#### [Task statement]
Copy every line that holds "первых".

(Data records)
- - -
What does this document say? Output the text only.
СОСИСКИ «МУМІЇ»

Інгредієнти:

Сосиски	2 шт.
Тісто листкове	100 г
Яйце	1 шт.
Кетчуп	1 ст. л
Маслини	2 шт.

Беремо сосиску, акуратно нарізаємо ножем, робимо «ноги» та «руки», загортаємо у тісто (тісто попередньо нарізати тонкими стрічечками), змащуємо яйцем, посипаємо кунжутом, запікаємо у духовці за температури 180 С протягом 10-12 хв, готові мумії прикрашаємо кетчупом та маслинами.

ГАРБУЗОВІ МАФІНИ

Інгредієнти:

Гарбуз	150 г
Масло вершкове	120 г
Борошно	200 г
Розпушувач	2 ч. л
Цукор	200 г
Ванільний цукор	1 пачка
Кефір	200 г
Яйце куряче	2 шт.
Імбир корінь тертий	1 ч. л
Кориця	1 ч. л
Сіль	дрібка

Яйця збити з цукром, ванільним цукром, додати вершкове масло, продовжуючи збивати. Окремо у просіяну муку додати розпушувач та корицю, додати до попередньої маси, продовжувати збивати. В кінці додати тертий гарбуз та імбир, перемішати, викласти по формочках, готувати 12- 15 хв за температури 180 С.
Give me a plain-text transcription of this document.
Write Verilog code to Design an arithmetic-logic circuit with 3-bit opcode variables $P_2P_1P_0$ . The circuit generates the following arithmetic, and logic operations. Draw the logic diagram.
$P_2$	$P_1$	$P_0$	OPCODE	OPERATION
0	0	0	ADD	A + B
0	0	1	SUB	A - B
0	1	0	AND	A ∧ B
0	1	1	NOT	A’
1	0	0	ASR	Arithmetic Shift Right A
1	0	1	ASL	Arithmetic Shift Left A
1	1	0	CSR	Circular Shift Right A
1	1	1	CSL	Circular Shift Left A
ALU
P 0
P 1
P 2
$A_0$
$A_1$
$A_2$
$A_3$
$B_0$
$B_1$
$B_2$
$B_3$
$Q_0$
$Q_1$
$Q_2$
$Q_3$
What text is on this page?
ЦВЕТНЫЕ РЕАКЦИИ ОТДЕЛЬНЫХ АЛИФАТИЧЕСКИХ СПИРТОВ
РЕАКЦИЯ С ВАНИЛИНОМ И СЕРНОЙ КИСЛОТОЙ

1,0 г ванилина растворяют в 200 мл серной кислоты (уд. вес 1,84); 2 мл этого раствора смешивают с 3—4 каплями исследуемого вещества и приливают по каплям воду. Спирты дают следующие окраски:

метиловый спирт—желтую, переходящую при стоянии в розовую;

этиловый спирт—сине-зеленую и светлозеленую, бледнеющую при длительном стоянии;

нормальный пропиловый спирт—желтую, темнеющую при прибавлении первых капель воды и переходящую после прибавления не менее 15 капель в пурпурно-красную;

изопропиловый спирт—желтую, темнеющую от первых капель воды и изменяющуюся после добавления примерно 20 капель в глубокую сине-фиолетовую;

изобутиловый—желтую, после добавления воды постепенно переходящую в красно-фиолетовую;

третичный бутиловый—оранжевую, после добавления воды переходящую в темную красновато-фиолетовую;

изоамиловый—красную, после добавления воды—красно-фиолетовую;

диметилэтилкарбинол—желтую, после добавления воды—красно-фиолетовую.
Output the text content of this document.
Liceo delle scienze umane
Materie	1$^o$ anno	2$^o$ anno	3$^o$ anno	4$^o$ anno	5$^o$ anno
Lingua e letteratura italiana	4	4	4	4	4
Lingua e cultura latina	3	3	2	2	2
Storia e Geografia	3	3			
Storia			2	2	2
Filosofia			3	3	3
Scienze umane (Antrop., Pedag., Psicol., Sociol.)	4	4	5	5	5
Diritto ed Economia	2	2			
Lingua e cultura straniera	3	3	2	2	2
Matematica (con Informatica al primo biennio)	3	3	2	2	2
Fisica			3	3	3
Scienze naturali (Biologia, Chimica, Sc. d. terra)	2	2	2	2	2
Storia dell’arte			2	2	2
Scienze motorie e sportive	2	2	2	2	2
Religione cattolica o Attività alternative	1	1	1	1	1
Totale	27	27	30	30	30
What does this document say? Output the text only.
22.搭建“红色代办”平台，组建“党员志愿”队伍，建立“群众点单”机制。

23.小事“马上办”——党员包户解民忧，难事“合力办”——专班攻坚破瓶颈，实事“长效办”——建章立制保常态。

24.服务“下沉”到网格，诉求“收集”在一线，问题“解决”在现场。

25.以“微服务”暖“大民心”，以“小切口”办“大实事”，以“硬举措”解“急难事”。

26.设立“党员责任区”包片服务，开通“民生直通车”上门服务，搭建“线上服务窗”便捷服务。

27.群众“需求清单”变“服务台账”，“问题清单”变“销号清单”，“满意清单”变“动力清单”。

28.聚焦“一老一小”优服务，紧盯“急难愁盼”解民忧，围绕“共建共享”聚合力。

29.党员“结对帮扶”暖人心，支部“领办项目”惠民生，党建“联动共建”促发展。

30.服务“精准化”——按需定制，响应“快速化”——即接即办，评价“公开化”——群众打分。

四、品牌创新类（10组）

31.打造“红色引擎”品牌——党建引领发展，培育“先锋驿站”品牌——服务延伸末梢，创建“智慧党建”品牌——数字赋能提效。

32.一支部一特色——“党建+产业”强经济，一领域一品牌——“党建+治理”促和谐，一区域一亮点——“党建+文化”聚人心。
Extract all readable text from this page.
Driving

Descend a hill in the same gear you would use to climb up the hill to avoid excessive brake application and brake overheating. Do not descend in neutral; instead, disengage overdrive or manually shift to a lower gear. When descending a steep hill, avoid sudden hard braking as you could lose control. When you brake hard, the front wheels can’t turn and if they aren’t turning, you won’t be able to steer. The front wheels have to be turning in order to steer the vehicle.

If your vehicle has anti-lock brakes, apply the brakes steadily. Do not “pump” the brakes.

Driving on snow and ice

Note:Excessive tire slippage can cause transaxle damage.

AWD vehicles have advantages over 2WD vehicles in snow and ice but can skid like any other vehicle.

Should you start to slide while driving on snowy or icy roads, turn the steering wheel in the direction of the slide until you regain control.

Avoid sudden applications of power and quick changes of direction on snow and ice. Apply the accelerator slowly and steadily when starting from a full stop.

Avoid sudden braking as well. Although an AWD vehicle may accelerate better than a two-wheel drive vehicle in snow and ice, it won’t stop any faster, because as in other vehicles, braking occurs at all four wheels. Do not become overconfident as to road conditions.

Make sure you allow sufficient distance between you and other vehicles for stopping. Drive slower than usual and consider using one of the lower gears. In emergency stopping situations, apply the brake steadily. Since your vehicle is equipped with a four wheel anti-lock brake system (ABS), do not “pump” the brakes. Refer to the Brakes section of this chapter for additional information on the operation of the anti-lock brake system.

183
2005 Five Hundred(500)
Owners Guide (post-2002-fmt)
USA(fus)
- - -
#### [Result]
нормальный пропиловый спирт—желтую, темнеющую при прибавлении первых капель воды и переходящую после прибавления не менее 15 капель в пурпурно-красную;
изопропиловый спирт—желтую, темнеющую от первых капель воды и изменяющуюся после добавления примерно 20 капель в глубокую сине-фиолетовую;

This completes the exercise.